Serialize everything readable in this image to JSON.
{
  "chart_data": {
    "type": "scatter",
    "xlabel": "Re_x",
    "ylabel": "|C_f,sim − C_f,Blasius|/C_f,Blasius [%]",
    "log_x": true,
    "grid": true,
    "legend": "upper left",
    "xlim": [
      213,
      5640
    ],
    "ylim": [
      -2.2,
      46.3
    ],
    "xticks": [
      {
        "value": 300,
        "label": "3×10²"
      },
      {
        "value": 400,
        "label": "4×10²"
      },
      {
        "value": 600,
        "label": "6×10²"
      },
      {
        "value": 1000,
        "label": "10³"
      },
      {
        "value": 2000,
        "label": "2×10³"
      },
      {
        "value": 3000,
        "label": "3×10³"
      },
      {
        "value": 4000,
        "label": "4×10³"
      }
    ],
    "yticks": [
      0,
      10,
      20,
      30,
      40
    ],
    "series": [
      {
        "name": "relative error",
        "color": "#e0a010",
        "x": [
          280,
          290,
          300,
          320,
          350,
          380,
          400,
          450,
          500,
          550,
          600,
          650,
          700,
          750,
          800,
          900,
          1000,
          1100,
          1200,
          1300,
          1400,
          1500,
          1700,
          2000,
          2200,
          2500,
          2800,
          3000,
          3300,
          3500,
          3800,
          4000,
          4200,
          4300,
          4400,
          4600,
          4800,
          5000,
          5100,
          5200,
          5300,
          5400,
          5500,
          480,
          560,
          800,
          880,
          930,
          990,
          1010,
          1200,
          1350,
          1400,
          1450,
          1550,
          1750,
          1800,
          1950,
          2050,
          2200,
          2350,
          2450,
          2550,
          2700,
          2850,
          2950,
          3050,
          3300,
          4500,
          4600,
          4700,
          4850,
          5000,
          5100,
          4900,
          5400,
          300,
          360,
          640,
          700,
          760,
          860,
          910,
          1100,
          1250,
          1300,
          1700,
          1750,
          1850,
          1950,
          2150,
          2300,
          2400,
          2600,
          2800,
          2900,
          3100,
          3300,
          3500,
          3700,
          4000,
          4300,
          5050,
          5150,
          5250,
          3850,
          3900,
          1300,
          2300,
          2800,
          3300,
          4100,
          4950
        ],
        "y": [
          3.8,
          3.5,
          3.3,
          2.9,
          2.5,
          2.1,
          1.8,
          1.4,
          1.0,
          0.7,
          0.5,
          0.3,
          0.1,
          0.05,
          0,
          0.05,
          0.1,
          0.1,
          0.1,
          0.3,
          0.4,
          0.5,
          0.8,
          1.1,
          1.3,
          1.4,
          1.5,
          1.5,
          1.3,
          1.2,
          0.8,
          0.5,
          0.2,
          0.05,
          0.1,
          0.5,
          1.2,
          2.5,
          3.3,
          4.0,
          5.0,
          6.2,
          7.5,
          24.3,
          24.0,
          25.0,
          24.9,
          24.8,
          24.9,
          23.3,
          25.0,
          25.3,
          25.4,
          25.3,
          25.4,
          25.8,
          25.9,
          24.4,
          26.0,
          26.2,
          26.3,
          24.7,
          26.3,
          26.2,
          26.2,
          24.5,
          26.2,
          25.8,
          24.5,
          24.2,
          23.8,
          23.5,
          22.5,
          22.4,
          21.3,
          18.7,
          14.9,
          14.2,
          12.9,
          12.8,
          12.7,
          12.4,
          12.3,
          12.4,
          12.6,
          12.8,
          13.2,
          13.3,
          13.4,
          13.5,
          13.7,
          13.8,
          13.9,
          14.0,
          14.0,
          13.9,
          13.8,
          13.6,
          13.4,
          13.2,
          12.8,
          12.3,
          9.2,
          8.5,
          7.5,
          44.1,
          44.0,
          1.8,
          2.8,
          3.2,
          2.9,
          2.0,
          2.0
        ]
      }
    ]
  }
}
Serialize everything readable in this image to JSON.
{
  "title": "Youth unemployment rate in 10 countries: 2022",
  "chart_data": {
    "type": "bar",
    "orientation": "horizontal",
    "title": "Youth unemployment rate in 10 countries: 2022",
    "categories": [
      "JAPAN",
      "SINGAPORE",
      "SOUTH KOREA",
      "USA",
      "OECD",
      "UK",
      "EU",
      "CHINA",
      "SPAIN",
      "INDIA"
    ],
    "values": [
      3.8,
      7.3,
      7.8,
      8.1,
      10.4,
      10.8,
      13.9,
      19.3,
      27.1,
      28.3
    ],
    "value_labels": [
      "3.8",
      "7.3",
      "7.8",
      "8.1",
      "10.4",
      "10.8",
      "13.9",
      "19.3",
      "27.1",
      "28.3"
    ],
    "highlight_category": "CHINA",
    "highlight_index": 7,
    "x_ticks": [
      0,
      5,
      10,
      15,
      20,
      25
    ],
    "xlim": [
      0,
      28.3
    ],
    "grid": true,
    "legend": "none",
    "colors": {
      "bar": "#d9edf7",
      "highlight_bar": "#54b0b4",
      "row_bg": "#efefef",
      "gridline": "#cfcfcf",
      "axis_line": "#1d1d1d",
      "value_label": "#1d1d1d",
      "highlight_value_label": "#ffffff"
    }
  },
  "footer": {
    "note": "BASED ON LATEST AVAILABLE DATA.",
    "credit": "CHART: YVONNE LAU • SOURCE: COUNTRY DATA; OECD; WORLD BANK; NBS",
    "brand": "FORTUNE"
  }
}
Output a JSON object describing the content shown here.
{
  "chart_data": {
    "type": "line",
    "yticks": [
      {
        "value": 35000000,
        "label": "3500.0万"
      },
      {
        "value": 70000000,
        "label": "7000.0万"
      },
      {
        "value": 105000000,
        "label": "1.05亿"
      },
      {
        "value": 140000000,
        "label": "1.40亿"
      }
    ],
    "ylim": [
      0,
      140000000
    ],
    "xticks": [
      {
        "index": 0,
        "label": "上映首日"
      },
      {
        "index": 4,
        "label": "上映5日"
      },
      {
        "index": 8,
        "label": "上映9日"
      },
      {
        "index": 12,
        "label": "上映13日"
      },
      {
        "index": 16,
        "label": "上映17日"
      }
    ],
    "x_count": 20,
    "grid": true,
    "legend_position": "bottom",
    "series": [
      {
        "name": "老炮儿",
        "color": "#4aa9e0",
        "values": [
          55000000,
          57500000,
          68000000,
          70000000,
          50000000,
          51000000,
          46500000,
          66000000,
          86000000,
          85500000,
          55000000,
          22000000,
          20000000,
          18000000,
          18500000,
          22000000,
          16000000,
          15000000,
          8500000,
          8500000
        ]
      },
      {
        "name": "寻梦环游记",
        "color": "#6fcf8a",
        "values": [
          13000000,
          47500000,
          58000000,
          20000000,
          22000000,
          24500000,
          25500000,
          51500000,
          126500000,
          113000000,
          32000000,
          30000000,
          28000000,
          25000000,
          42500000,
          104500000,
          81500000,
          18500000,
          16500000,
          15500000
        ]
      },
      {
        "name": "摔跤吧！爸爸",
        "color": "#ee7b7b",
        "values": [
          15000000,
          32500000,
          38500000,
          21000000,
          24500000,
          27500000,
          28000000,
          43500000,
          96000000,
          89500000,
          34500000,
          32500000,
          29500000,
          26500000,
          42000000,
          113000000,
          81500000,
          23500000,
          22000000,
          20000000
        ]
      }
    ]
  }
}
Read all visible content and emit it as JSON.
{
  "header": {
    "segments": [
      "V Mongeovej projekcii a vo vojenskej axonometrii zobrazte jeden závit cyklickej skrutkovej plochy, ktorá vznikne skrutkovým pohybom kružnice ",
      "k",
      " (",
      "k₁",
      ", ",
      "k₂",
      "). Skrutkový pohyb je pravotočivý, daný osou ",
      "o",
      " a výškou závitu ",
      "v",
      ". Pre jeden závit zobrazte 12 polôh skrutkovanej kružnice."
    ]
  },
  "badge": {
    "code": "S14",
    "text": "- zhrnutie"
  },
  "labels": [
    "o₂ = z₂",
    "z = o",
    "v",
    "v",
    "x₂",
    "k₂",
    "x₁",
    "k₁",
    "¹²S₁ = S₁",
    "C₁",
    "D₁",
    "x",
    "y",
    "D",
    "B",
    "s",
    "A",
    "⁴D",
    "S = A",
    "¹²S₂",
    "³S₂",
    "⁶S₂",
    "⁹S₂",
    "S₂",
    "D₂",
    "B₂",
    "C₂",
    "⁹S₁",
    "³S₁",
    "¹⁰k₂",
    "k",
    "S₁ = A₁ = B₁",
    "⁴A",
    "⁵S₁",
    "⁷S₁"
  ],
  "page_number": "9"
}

*****

Return each line that includes "name".

Final result
        "name": "relative error",
        "name": "老炮儿",
        "name": "寻梦环游记",
        "name": "摔跤吧！爸爸",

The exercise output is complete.